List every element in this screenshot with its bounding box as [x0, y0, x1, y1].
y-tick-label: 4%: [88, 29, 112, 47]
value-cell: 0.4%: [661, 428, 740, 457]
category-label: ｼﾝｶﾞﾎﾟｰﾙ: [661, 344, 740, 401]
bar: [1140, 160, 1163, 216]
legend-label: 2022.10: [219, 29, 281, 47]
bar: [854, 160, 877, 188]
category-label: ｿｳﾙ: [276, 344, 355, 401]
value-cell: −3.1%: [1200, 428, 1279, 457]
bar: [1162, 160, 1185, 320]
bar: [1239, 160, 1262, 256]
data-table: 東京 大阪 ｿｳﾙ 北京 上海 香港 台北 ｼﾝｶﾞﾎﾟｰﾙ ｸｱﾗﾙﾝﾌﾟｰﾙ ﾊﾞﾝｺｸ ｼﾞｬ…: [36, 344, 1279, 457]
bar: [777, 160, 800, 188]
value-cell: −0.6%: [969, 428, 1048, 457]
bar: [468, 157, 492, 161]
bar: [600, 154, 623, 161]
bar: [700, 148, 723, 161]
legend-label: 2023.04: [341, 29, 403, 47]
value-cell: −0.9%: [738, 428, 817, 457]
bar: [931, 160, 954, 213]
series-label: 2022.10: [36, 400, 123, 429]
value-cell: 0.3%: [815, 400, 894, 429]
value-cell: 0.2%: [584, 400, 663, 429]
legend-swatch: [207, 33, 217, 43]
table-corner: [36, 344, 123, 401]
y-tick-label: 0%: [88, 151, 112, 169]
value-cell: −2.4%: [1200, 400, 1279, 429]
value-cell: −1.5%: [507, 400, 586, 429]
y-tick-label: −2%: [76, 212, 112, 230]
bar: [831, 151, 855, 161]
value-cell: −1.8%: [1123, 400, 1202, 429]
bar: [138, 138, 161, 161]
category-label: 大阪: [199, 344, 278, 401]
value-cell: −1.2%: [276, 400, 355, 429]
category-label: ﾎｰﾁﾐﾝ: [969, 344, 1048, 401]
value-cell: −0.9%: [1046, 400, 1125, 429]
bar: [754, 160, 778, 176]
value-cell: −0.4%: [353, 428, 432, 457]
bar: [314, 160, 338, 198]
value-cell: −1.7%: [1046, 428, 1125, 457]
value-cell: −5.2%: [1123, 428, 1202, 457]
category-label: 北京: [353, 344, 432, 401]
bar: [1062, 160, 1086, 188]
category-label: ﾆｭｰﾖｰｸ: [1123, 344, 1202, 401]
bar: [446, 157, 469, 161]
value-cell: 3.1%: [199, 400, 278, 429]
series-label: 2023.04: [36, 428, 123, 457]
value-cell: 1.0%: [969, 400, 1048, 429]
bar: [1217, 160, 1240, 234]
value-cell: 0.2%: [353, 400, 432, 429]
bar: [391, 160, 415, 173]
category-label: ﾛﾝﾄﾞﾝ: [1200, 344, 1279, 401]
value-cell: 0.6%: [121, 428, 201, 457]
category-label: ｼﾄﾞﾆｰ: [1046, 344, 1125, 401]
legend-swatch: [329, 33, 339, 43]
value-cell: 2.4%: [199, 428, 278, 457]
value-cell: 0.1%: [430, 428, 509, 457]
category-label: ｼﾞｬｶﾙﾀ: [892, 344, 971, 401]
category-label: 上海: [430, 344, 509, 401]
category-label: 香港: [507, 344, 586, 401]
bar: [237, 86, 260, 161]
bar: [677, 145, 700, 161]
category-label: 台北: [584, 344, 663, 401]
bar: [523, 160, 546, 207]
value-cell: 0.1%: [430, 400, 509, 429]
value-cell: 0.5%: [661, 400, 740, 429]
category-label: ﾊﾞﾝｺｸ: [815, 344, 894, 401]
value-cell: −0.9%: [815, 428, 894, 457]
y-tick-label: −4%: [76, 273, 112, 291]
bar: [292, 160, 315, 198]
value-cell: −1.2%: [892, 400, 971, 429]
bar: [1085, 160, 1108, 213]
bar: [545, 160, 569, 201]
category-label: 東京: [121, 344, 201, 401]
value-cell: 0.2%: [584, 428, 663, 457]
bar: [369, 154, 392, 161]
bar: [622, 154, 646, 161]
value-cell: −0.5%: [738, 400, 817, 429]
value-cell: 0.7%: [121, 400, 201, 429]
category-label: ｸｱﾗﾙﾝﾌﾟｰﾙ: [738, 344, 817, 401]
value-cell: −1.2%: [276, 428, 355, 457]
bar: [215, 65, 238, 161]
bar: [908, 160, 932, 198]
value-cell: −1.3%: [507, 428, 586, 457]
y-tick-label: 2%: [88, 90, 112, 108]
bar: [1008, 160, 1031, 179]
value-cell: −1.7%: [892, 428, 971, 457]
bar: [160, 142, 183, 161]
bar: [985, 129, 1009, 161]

What the task asks — Report each line in the items above that contains the string "series", copying every such line in full.

Response for this exercise —
series-label: 2022.10: [36, 400, 123, 429]
series-label: 2023.04: [36, 428, 123, 457]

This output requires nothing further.